Task instructions>
Identify every line containing the word "name" and reproduce each one.

(Stored entries)
---*---

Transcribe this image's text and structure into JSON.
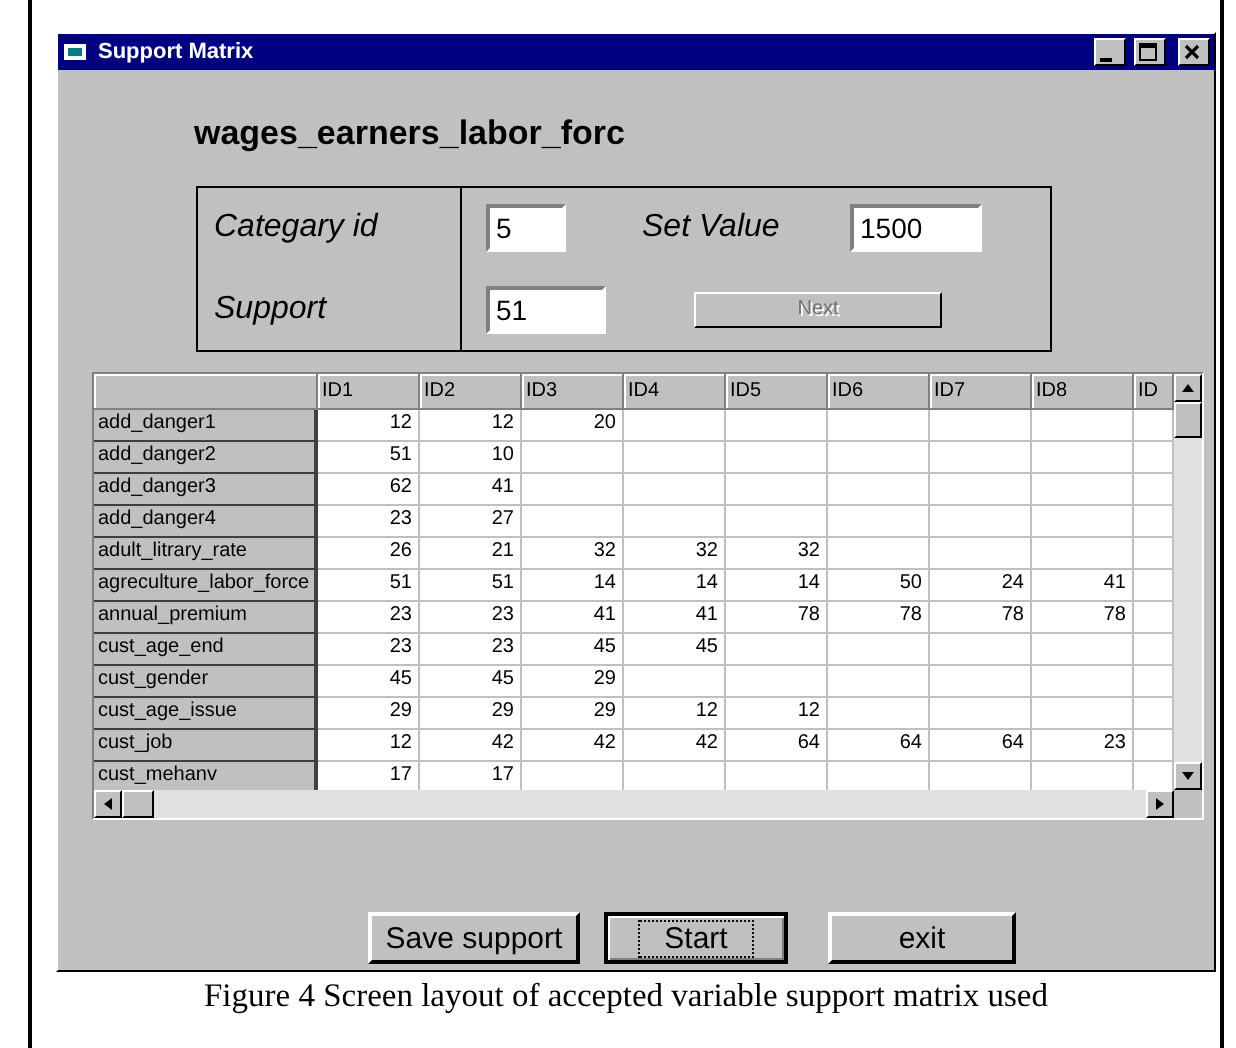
{
  "window": {
    "title": "Support Matrix"
  },
  "heading": "wages_earners_labor_forc",
  "form": {
    "category_label": "Categary id",
    "category_value": "5",
    "set_value_label": "Set Value",
    "set_value": "1500",
    "support_label": "Support",
    "support_value": "51",
    "next_button": {
      "label": "Next",
      "disabled": true
    }
  },
  "table": {
    "columns": [
      "ID1",
      "ID2",
      "ID3",
      "ID4",
      "ID5",
      "ID6",
      "ID7",
      "ID8",
      "ID"
    ],
    "rows": [
      {
        "name": "add_danger1",
        "values": [
          "12",
          "12",
          "20"
        ]
      },
      {
        "name": "add_danger2",
        "values": [
          "51",
          "10"
        ]
      },
      {
        "name": "add_danger3",
        "values": [
          "62",
          "41"
        ]
      },
      {
        "name": "add_danger4",
        "values": [
          "23",
          "27"
        ]
      },
      {
        "name": "adult_litrary_rate",
        "values": [
          "26",
          "21",
          "32",
          "32",
          "32"
        ]
      },
      {
        "name": "agreculture_labor_force",
        "values": [
          "51",
          "51",
          "14",
          "14",
          "14",
          "50",
          "24",
          "41"
        ]
      },
      {
        "name": "annual_premium",
        "values": [
          "23",
          "23",
          "41",
          "41",
          "78",
          "78",
          "78",
          "78"
        ]
      },
      {
        "name": "cust_age_end",
        "values": [
          "23",
          "23",
          "45",
          "45"
        ]
      },
      {
        "name": "cust_gender",
        "values": [
          "45",
          "45",
          "29"
        ]
      },
      {
        "name": "cust_age_issue",
        "values": [
          "29",
          "29",
          "29",
          "12",
          "12"
        ]
      },
      {
        "name": "cust_job",
        "values": [
          "12",
          "42",
          "42",
          "42",
          "64",
          "64",
          "64",
          "23"
        ]
      },
      {
        "name": "cust_mehanv",
        "values": [
          "17",
          "17"
        ]
      }
    ]
  },
  "buttons": [
    {
      "label": "Save support",
      "focused": false
    },
    {
      "label": "Start",
      "focused": true
    },
    {
      "label": "exit",
      "focused": false
    }
  ],
  "caption": "Figure 4 Screen layout of accepted variable support matrix used"
}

---*---

Task solution>
        "name": "add_danger1",
        "name": "add_danger2",
        "name": "add_danger3",
        "name": "add_danger4",
        "name": "adult_litrary_rate",
        "name": "agreculture_labor_force",
        "name": "annual_premium",
        "name": "cust_age_end",
        "name": "cust_gender",
        "name": "cust_age_issue",
        "name": "cust_job",
        "name": "cust_mehanv",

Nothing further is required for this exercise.